───── TEXTE PRÉSENTÉ
L’Allier sort de scène
Le département a décidé de couper les vivres à ses compagnies théâtrales. Celles-ci se sont regroupées en collectif pour ouvrir des négociations.
dans l’hebdo N° 1401 Acheter ce numéro
Décembre 2015. L’annonce du conseil départemental tombe comme un couperet pour les compagnies de théâtre professionnelles de l’Allier : suppression totale des aides au fonctionnement et à la résidence. « Un vrai coup de tonnerre » pour Dominique Bouyala-Dumas, chargée de production de la compagnie Footsbarn, près de Hérisson, village de cinq cents habitants. « À cette période-là, tout le monde avait déjà préparé le budget prévisionnel de l’année, alors apprendre qu’il n’y avait plus un centime pour nous, c’était une double punition », dit-elle.
Ce sera donc une année 2016 entre parenthèses pour une quinzaine de troupes. Même si le budget de la culture n’a diminué que de 6 % (près de 500 000 euros), pour atteindre environ 6 millions d’euros, la priorité va au musée, aux bibliothèques et aux enseignements artistiques. Jean-Sébastien Laloy, vice-président du conseil et chargé de la culture, justifie alors la décision du département en dédiant l’enveloppe théâtre à la mise en place de deux dispositifs : une aide aux festivals (320 000 euros) et à l’événementiel (150 000 euros). En clair, le soutien aux communes est maintenu, mais celles-ci ne pourront organiser qu’un festival par an, contre trois auparavant.
« Utiliser le mot “événementiel” et croire que ces aides compenseront la subvention prouve une méconnaissance de nos professions, affirme Bruno Bonjean, metteur en scène de la compagnie Euphoric Mouvance, à Bellerive-sur-Allier. Ce choix a été fait dans la précipitation et avec une visée électoraliste, car les aides aux communes ont quand même été sauvées. »
──────────
DÉTAILS DU PROBLÈME:
D'après l'article sur les compagnies de théâtre de l'Allier, quelle somme le département réserve-t-il à l'aide aux festivals ?
───── ENREGISTREMENTS FOURNIS
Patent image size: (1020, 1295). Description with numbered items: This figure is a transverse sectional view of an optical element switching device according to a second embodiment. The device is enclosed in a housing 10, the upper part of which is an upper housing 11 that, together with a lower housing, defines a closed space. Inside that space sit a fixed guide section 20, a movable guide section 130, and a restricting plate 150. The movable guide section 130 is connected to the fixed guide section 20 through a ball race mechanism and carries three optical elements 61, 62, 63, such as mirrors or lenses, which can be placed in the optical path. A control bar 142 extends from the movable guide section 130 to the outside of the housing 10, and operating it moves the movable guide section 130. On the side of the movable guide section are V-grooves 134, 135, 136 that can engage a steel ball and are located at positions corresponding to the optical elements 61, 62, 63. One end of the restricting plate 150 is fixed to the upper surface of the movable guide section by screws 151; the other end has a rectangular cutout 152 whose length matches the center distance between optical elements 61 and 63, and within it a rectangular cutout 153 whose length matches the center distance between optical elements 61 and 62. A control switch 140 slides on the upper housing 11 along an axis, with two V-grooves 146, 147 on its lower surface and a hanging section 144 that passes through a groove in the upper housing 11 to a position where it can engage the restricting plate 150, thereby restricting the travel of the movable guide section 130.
──────────
───── ENREGISTREMENTS FOURNIS
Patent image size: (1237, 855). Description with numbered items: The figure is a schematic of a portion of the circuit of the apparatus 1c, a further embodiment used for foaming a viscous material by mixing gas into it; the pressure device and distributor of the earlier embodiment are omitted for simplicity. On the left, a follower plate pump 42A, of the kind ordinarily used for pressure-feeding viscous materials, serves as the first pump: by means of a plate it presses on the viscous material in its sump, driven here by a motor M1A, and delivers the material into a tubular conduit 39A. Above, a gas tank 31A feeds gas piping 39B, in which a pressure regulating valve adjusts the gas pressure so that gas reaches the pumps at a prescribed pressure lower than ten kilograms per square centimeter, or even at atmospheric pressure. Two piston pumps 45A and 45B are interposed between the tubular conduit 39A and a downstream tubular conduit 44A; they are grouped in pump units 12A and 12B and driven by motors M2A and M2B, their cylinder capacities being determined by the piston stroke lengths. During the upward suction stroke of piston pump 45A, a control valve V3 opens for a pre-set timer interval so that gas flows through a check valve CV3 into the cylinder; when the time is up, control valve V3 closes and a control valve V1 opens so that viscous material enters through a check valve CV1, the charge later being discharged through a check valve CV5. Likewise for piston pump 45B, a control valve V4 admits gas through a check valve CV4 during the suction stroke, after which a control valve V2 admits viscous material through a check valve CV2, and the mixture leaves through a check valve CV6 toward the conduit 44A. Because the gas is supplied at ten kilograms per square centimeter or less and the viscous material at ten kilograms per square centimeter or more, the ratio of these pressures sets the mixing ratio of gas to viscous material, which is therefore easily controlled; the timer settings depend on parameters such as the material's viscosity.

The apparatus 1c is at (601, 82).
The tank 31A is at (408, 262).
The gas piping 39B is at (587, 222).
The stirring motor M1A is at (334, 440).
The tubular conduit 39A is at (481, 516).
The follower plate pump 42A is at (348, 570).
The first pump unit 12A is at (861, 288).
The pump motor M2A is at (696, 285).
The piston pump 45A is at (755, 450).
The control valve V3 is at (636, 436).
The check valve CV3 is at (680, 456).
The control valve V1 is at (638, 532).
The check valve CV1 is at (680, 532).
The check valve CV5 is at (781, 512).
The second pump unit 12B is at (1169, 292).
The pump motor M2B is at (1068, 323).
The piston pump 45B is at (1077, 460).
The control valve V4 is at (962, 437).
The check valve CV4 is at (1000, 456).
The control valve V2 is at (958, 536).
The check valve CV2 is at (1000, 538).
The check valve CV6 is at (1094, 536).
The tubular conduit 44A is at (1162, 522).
──────────
RÉPONSE PROPOSÉE:
Le département réserve 320 000 euros à l'aide aux festivals.